* [Stored data]

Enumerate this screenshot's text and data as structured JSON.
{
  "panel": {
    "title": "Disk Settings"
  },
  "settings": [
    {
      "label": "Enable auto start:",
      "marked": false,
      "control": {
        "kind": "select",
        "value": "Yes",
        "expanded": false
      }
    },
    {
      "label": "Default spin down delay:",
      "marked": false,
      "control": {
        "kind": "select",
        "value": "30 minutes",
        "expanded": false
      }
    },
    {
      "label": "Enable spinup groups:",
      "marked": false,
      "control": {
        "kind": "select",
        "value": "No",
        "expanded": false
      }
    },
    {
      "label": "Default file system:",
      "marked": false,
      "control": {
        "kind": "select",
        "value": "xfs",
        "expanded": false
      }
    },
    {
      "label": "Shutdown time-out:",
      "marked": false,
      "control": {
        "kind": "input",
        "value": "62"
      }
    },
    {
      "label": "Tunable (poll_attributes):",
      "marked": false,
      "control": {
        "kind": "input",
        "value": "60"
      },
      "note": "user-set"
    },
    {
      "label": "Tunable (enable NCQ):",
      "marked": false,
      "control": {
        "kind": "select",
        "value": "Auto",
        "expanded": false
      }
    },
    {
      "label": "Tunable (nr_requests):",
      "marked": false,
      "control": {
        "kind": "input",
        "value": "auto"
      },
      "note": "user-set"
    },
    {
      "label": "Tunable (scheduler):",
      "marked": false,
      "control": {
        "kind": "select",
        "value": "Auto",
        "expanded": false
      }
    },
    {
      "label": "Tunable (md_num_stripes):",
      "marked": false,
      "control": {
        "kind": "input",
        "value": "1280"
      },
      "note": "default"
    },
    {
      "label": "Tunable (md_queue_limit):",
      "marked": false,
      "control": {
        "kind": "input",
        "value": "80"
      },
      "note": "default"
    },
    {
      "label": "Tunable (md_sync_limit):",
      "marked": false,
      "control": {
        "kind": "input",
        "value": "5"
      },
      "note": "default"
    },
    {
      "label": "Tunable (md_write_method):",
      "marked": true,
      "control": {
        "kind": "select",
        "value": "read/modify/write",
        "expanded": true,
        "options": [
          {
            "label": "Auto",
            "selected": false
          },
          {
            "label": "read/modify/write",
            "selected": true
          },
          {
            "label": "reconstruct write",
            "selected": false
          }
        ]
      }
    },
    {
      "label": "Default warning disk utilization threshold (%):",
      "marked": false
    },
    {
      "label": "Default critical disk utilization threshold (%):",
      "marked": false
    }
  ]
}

* [Written problem] Write out the full listing exactly as given.

* [Completed exercise]
Enumerate this screenshot's text and data as structured JSON.
{
  "panel": {
    "title": "Disk Settings"
  },
  "settings": [
    {
      "label": "Enable auto start:",
      "marked": false,
      "control": {
        "kind": "select",
        "value": "Yes",
        "expanded": false
      }
    },
    {
      "label": "Default spin down delay:",
      "marked": false,
      "control": {
        "kind": "select",
        "value": "30 minutes",
        "expanded": false
      }
    },
    {
      "label": "Enable spinup groups:",
      "marked": false,
      "control": {
        "kind": "select",
        "value": "No",
        "expanded": false
      }
    },
    {
      "label": "Default file system:",
      "marked": false,
      "control": {
        "kind": "select",
        "value": "xfs",
        "expanded": false
      }
    },
    {
      "label": "Shutdown time-out:",
      "marked": false,
      "control": {
        "kind": "input",
        "value": "62"
      }
    },
    {
      "label": "Tunable (poll_attributes):",
      "marked": false,
      "control": {
        "kind": "input",
        "value": "60"
      },
      "note": "user-set"
    },
    {
      "label": "Tunable (enable NCQ):",
      "marked": false,
      "control": {
        "kind": "select",
        "value": "Auto",
        "expanded": false
      }
    },
    {
      "label": "Tunable (nr_requests):",
      "marked": false,
      "control": {
        "kind": "input",
        "value": "auto"
      },
      "note": "user-set"
    },
    {
      "label": "Tunable (scheduler):",
      "marked": false,
      "control": {
        "kind": "select",
        "value": "Auto",
        "expanded": false
      }
    },
    {
      "label": "Tunable (md_num_stripes):",
      "marked": false,
      "control": {
        "kind": "input",
        "value": "1280"
      },
      "note": "default"
    },
    {
      "label": "Tunable (md_queue_limit):",
      "marked": false,
      "control": {
        "kind": "input",
        "value": "80"
      },
      "note": "default"
    },
    {
      "label": "Tunable (md_sync_limit):",
      "marked": false,
      "control": {
        "kind": "input",
        "value": "5"
      },
      "note": "default"
    },
    {
      "label": "Tunable (md_write_method):",
      "marked": true,
      "control": {
        "kind": "select",
        "value": "read/modify/write",
        "expanded": true,
        "options": [
          {
            "label": "Auto",
            "selected": false
          },
          {
            "label": "read/modify/write",
            "selected": true
          },
          {
            "label": "reconstruct write",
            "selected": false
          }
        ]
      }
    },
    {
      "label": "Default warning disk utilization threshold (%):",
      "marked": false
    },
    {
      "label": "Default critical disk utilization threshold (%):",
      "marked": false
    }
  ]
}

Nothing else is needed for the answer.